◆ Directions for this task ◆
The records below are to be quoted in full; please keep every word exact.

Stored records
⟨
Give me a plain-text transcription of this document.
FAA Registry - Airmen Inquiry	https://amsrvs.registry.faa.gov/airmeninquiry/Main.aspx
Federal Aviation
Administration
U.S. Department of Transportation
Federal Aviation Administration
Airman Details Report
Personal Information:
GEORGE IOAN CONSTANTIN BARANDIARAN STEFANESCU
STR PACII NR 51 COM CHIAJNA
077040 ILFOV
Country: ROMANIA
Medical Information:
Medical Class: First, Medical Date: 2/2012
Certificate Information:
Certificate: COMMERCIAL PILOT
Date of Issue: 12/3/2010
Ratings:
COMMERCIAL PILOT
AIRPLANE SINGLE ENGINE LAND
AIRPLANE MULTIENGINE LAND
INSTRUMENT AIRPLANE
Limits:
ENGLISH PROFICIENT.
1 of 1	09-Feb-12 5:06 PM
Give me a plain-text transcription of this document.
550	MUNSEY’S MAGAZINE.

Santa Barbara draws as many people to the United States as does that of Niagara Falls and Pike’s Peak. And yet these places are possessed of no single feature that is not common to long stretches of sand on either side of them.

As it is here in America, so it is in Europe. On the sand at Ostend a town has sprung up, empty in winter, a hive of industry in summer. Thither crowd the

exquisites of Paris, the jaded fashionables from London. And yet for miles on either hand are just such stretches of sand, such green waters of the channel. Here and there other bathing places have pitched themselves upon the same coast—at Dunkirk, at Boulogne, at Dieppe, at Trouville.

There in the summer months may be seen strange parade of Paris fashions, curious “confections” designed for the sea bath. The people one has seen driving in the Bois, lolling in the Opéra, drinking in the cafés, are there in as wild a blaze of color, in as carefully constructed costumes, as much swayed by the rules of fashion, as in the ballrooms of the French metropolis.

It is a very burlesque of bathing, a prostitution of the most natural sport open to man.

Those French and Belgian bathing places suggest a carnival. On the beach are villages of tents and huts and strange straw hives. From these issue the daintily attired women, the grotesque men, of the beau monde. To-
⟩
◆ Full answer ◆
Give me a plain-text transcription of this document.
FAA Registry - Airmen Inquiry	https://amsrvs.registry.faa.gov/airmeninquiry/Main.aspx
Federal Aviation
Administration
U.S. Department of Transportation
Federal Aviation Administration
Airman Details Report
Personal Information:
GEORGE IOAN CONSTANTIN BARANDIARAN STEFANESCU
STR PACII NR 51 COM CHIAJNA
077040 ILFOV
Country: ROMANIA
Medical Information:
Medical Class: First, Medical Date: 2/2012
Certificate Information:
Certificate: COMMERCIAL PILOT
Date of Issue: 12/3/2010
Ratings:
COMMERCIAL PILOT
AIRPLANE SINGLE ENGINE LAND
AIRPLANE MULTIENGINE LAND
INSTRUMENT AIRPLANE
Limits:
ENGLISH PROFICIENT.
1 of 1	09-Feb-12 5:06 PM
Give me a plain-text transcription of this document.
550	MUNSEY’S MAGAZINE.

Santa Barbara draws as many people to the United States as does that of Niagara Falls and Pike’s Peak. And yet these places are possessed of no single feature that is not common to long stretches of sand on either side of them.

As it is here in America, so it is in Europe. On the sand at Ostend a town has sprung up, empty in winter, a hive of industry in summer. Thither crowd the

exquisites of Paris, the jaded fashionables from London. And yet for miles on either hand are just such stretches of sand, such green waters of the channel. Here and there other bathing places have pitched themselves upon the same coast—at Dunkirk, at Boulogne, at Dieppe, at Trouville.

There in the summer months may be seen strange parade of Paris fashions, curious “confections” designed for the sea bath. The people one has seen driving in the Bois, lolling in the Opéra, drinking in the cafés, are there in as wild a blaze of color, in as carefully constructed costumes, as much swayed by the rules of fashion, as in the ballrooms of the French metropolis.

It is a very burlesque of bathing, a prostitution of the most natural sport open to man.

Those French and Belgian bathing places suggest a carnival. On the beach are villages of tents and huts and strange straw hives. From these issue the daintily attired women, the grotesque men, of the beau monde. To-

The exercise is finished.